*TASK TO CARRY OUT:* Exclude images, then output the remaining data verbatim.

+++ DATA ROWS

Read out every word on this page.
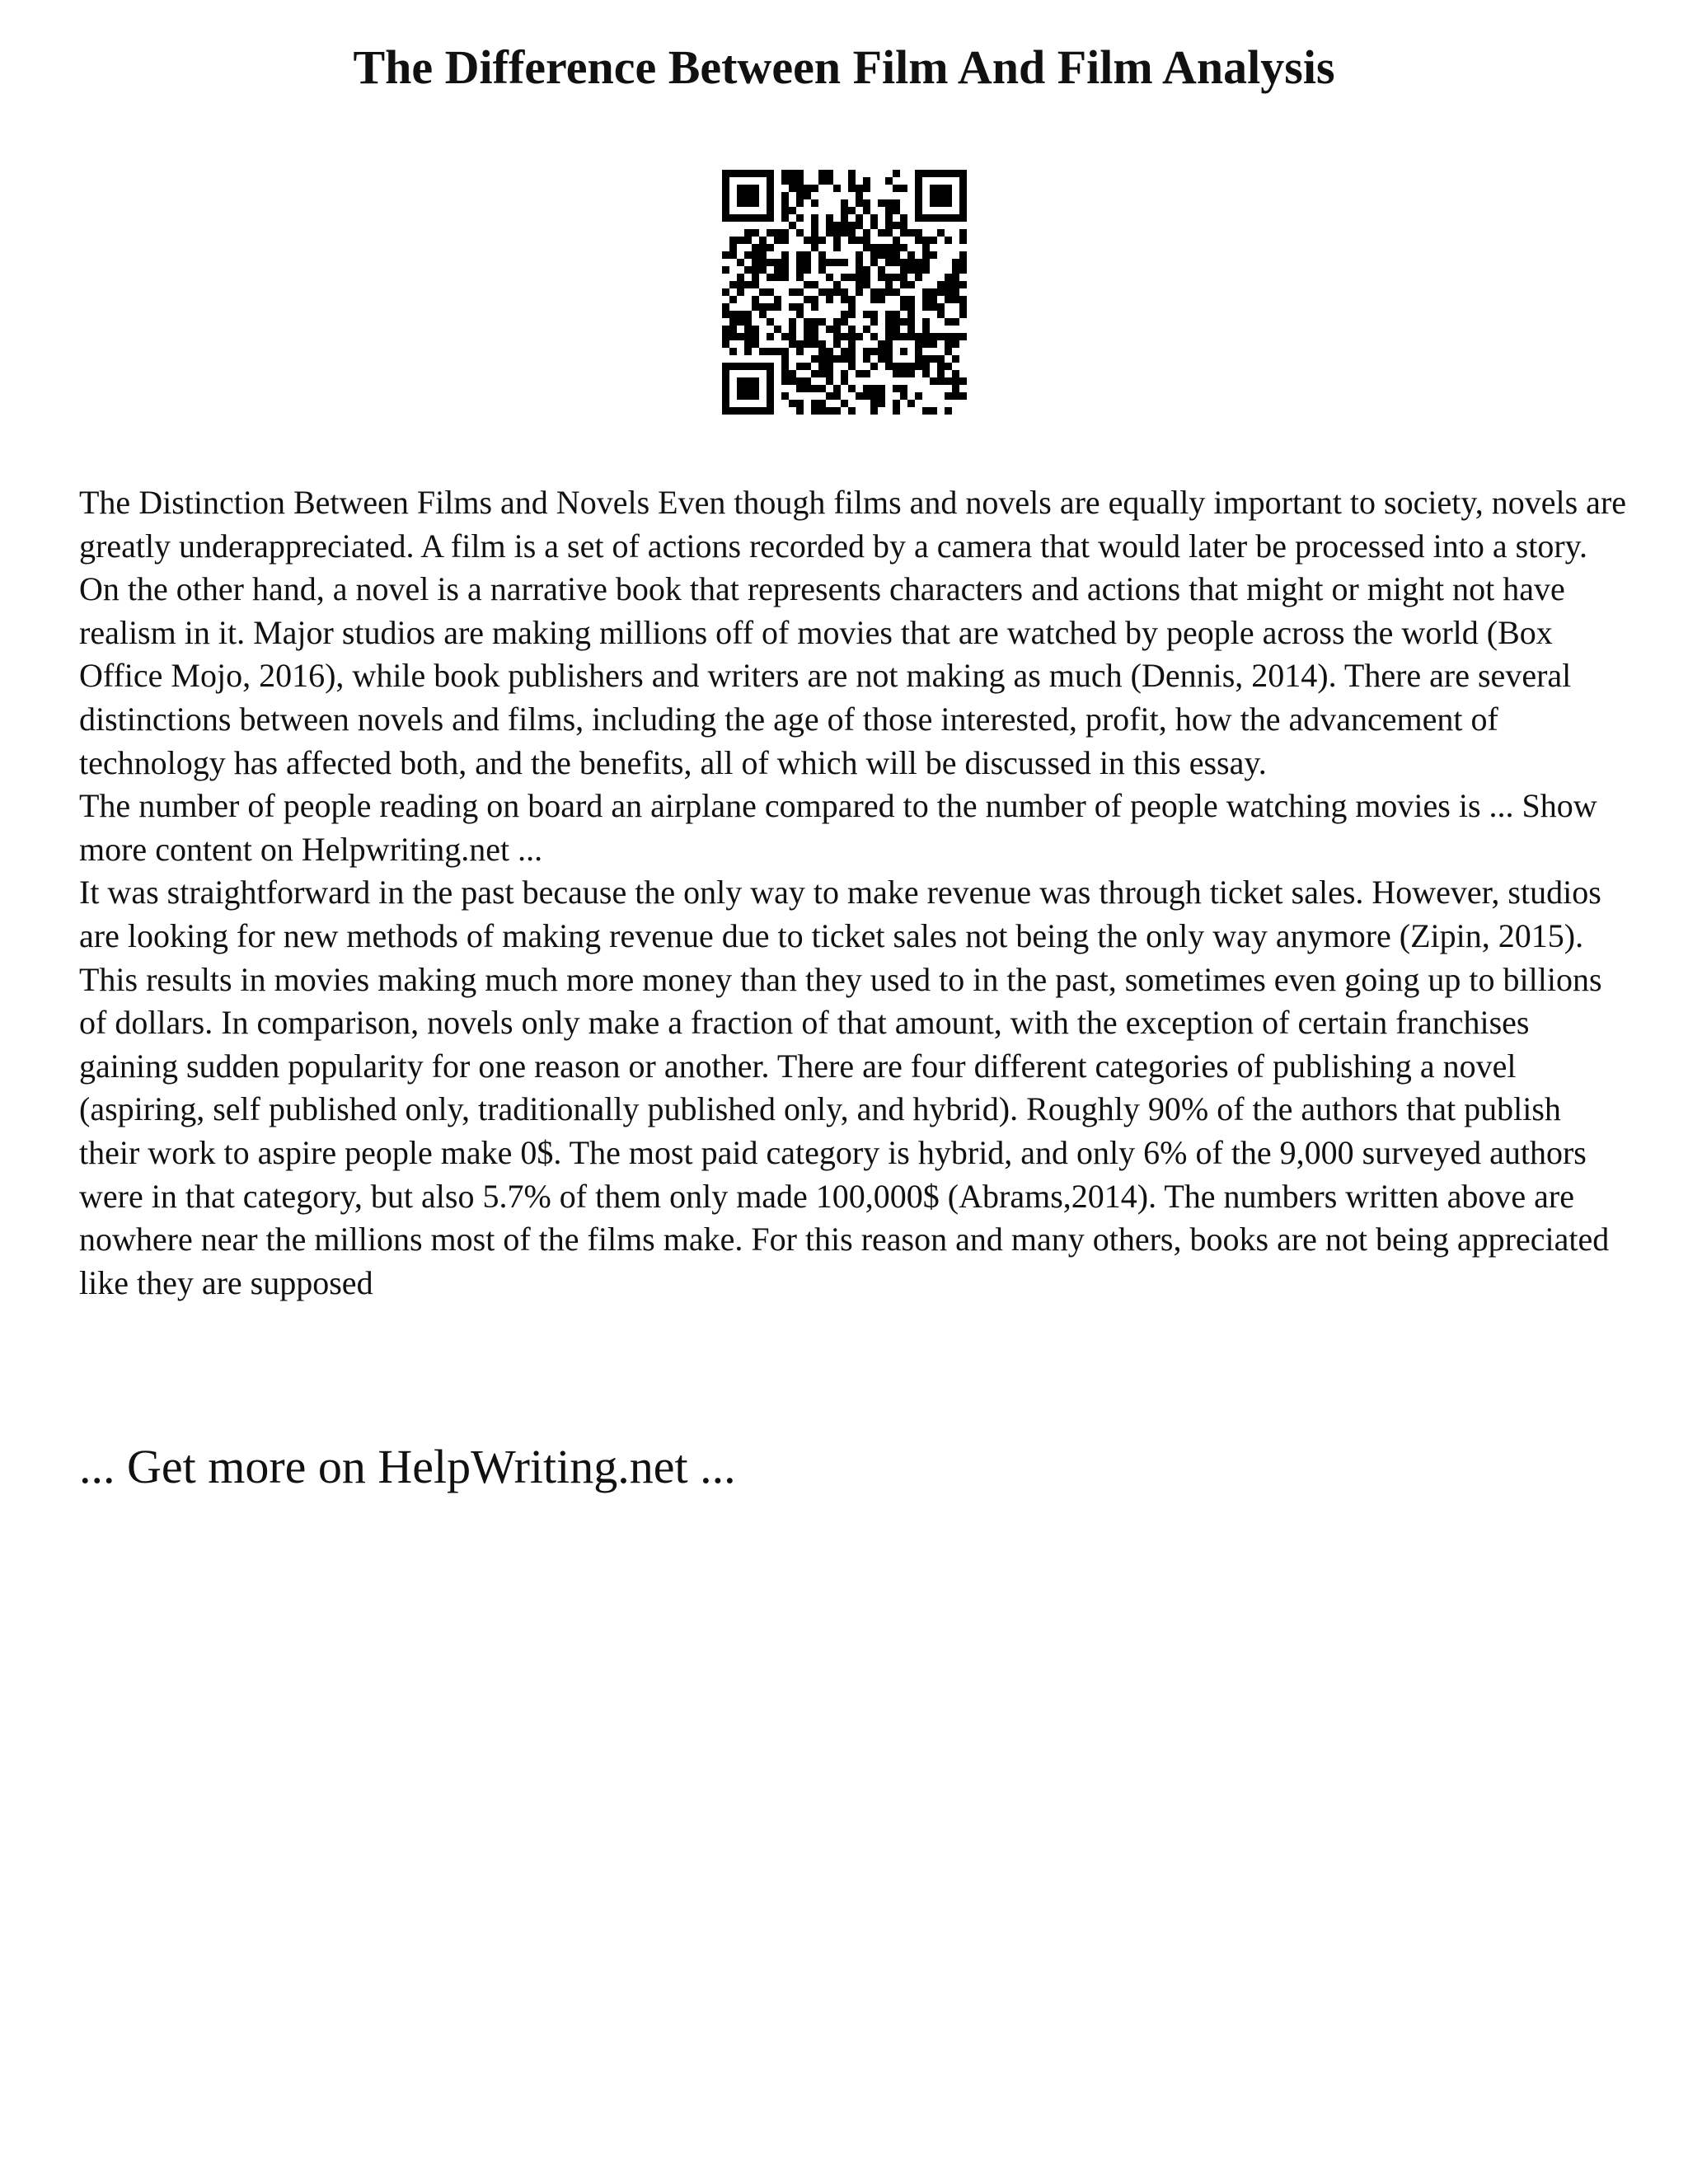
The Difference Between Film And Film Analysis

The Distinction Between Films and Novels Even though films and novels are equally important to society, novels are greatly underappreciated. A film is a set of actions recorded by a camera that would later be processed into a story. On the other hand, a novel is a narrative book that represents characters and actions that might or might not have realism in it. Major studios are making millions off of movies that are watched by people across the world (Box Office Mojo, 2016), while book publishers and writers are not making as much (Dennis, 2014). There are several distinctions between novels and films, including the age of those interested, profit, how the advancement of technology has affected both, and the benefits, all of which will be discussed in this essay.

The number of people reading on board an airplane compared to the number of people watching movies is ... Show more content on Helpwriting.net ...

It was straightforward in the past because the only way to make revenue was through ticket sales. However, studios are looking for new methods of making revenue due to ticket sales not being the only way anymore (Zipin, 2015). This results in movies making much more money than they used to in the past, sometimes even going up to billions of dollars. In comparison, novels only make a fraction of that amount, with the exception of certain franchises gaining sudden popularity for one reason or another. There are four different categories of publishing a novel (aspiring, self published only, traditionally published only, and hybrid). Roughly 90% of the authors that publish their work to aspire people make 0$. The most paid category is hybrid, and only 6% of the 9,000 surveyed authors were in that category, but also 5.7% of them only made 100,000$ (Abrams,2014). The numbers written above are nowhere near the millions most of the films make. For this reason and many others, books are not being appreciated like they are supposed

... Get more on HelpWriting.net ...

++++++

*THE OUTPUT:*
Read out every word on this page.
The Difference Between Film And Film Analysis

The Distinction Between Films and Novels Even though films and novels are equally important to society, novels are greatly underappreciated. A film is a set of actions recorded by a camera that would later be processed into a story. On the other hand, a novel is a narrative book that represents characters and actions that might or might not have realism in it. Major studios are making millions off of movies that are watched by people across the world (Box Office Mojo, 2016), while book publishers and writers are not making as much (Dennis, 2014). There are several distinctions between novels and films, including the age of those interested, profit, how the advancement of technology has affected both, and the benefits, all of which will be discussed in this essay.

The number of people reading on board an airplane compared to the number of people watching movies is ... Show more content on Helpwriting.net ...

It was straightforward in the past because the only way to make revenue was through ticket sales. However, studios are looking for new methods of making revenue due to ticket sales not being the only way anymore (Zipin, 2015). This results in movies making much more money than they used to in the past, sometimes even going up to billions of dollars. In comparison, novels only make a fraction of that amount, with the exception of certain franchises gaining sudden popularity for one reason or another. There are four different categories of publishing a novel (aspiring, self published only, traditionally published only, and hybrid). Roughly 90% of the authors that publish their work to aspire people make 0$. The most paid category is hybrid, and only 6% of the 9,000 surveyed authors were in that category, but also 5.7% of them only made 100,000$ (Abrams,2014). The numbers written above are nowhere near the millions most of the films make. For this reason and many others, books are not being appreciated like they are supposed

... Get more on HelpWriting.net ...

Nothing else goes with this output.